__DIRECTION__:
Print every entry word for word, but omit the pictures.

(Recorded data)
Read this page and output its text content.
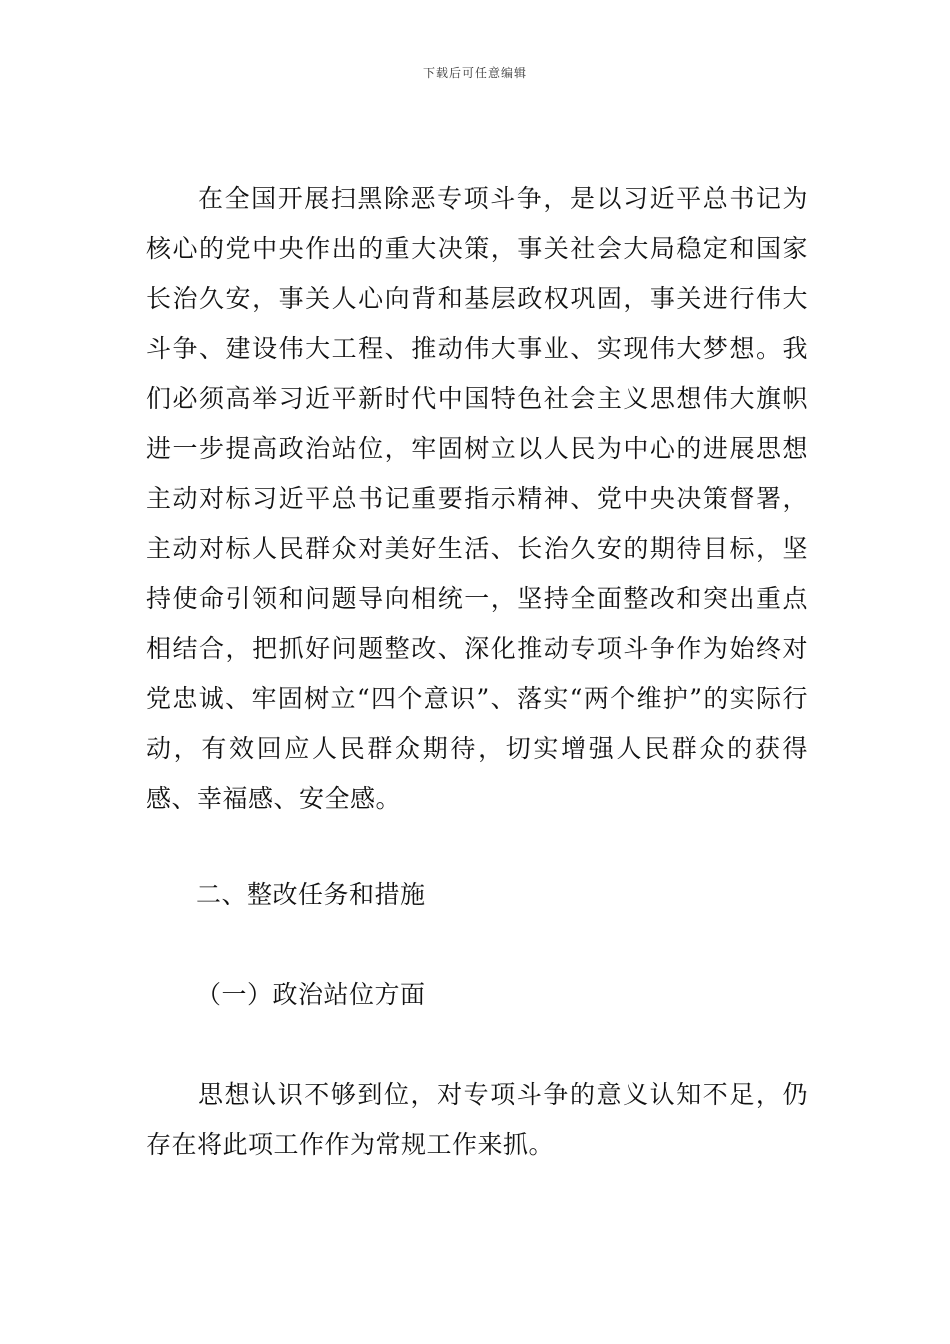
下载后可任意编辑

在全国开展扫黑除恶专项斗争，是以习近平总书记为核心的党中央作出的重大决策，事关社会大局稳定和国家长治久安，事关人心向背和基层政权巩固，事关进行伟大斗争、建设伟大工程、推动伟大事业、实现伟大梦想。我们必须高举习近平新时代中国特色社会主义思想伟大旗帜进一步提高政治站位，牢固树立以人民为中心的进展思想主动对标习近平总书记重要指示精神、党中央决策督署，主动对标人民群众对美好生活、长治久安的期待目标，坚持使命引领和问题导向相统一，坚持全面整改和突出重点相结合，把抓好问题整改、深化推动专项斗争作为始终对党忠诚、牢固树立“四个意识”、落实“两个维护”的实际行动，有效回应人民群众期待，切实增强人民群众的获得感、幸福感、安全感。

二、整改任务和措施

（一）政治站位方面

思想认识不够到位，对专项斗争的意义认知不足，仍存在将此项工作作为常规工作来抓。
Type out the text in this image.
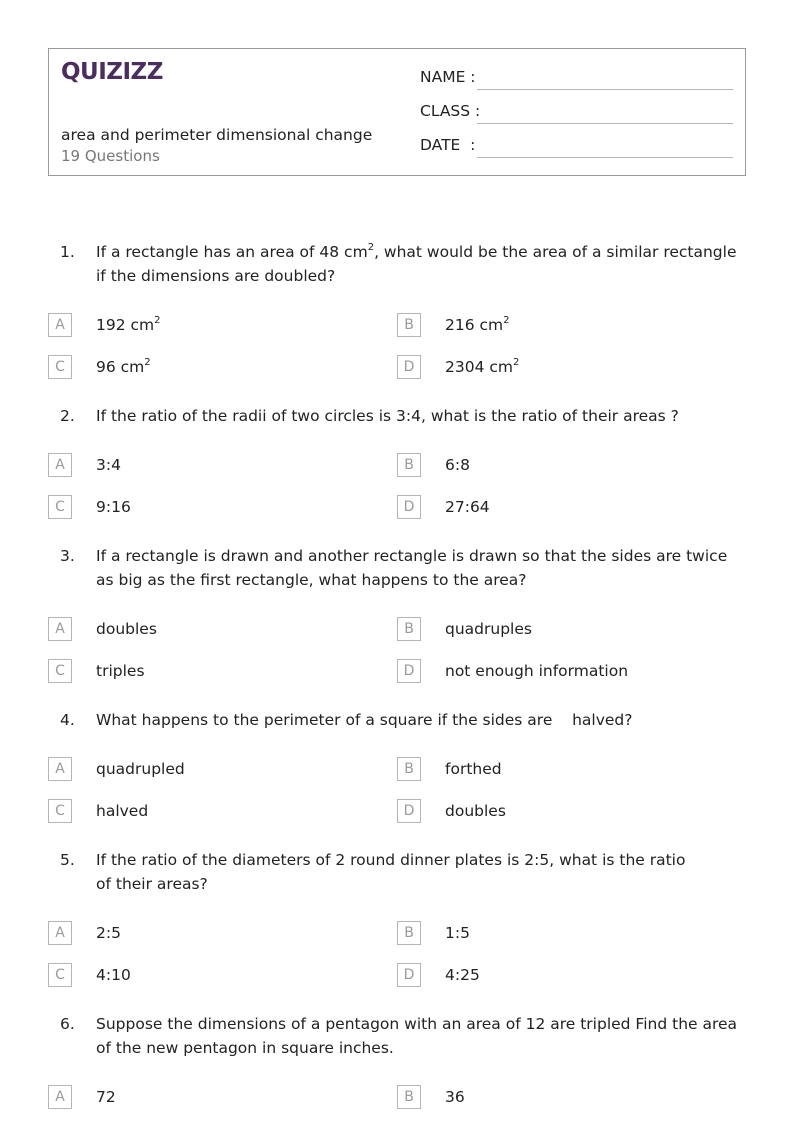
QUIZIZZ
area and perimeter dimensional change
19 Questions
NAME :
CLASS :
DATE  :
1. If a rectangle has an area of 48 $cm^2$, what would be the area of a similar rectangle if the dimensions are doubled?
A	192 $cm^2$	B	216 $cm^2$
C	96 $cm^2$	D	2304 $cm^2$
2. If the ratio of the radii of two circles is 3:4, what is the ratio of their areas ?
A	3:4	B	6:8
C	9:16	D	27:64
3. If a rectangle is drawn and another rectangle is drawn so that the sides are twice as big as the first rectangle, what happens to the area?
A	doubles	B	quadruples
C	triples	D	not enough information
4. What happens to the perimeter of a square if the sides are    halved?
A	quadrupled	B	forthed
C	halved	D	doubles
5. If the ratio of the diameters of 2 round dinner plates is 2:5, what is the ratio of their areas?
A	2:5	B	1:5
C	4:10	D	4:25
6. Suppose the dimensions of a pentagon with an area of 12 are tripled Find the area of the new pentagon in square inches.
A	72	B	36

__EXERCISE OUTPUT__:
Read this page and output its text content.
下载后可任意编辑

在全国开展扫黑除恶专项斗争，是以习近平总书记为核心的党中央作出的重大决策，事关社会大局稳定和国家长治久安，事关人心向背和基层政权巩固，事关进行伟大斗争、建设伟大工程、推动伟大事业、实现伟大梦想。我们必须高举习近平新时代中国特色社会主义思想伟大旗帜进一步提高政治站位，牢固树立以人民为中心的进展思想主动对标习近平总书记重要指示精神、党中央决策督署，主动对标人民群众对美好生活、长治久安的期待目标，坚持使命引领和问题导向相统一，坚持全面整改和突出重点相结合，把抓好问题整改、深化推动专项斗争作为始终对党忠诚、牢固树立“四个意识”、落实“两个维护”的实际行动，有效回应人民群众期待，切实增强人民群众的获得感、幸福感、安全感。

二、整改任务和措施

（一）政治站位方面

思想认识不够到位，对专项斗争的意义认知不足，仍存在将此项工作作为常规工作来抓。
Type out the text in this image.
QUIZIZZ
area and perimeter dimensional change
19 Questions
NAME :
CLASS :
DATE  :
1. If a rectangle has an area of 48 $cm^2$, what would be the area of a similar rectangle if the dimensions are doubled?
A	192 $cm^2$	B	216 $cm^2$
C	96 $cm^2$	D	2304 $cm^2$
2. If the ratio of the radii of two circles is 3:4, what is the ratio of their areas ?
A	3:4	B	6:8
C	9:16	D	27:64
3. If a rectangle is drawn and another rectangle is drawn so that the sides are twice as big as the first rectangle, what happens to the area?
A	doubles	B	quadruples
C	triples	D	not enough information
4. What happens to the perimeter of a square if the sides are    halved?
A	quadrupled	B	forthed
C	halved	D	doubles
5. If the ratio of the diameters of 2 round dinner plates is 2:5, what is the ratio of their areas?
A	2:5	B	1:5
C	4:10	D	4:25
6. Suppose the dimensions of a pentagon with an area of 12 are tripled Find the area of the new pentagon in square inches.
A	72	B	36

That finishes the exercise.